EXERCISE INSTRUCTIONS
Go through the data below. Pull out every line that has the word "page".

====

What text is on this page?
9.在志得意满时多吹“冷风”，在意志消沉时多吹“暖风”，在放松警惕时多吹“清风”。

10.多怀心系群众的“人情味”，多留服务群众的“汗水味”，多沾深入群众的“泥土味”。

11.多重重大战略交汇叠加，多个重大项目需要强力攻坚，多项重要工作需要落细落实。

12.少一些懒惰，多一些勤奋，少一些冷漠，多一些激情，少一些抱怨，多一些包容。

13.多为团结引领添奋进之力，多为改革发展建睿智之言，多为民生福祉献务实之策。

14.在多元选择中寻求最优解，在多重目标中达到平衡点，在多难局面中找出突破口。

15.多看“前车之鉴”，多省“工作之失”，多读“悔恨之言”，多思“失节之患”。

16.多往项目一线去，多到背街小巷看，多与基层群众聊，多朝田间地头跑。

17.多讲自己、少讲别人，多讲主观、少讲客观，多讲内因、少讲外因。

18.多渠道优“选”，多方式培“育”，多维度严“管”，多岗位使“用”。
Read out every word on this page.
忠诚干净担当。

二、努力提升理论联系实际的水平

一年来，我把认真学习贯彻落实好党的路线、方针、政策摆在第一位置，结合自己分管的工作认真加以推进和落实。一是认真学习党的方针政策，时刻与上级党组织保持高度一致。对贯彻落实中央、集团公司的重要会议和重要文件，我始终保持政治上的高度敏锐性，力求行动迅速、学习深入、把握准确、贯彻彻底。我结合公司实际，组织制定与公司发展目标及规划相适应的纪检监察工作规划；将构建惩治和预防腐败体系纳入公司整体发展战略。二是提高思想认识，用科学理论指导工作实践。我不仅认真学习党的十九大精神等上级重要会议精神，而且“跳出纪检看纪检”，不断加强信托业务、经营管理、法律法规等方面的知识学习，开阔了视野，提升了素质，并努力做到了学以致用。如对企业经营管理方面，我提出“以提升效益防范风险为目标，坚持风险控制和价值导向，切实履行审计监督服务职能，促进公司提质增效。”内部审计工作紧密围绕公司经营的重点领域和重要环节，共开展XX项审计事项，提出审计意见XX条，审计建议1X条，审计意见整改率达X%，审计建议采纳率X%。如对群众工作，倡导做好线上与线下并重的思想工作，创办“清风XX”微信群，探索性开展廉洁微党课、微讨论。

====

FINAL RESULT
What text is on this page?
Read out every word on this page.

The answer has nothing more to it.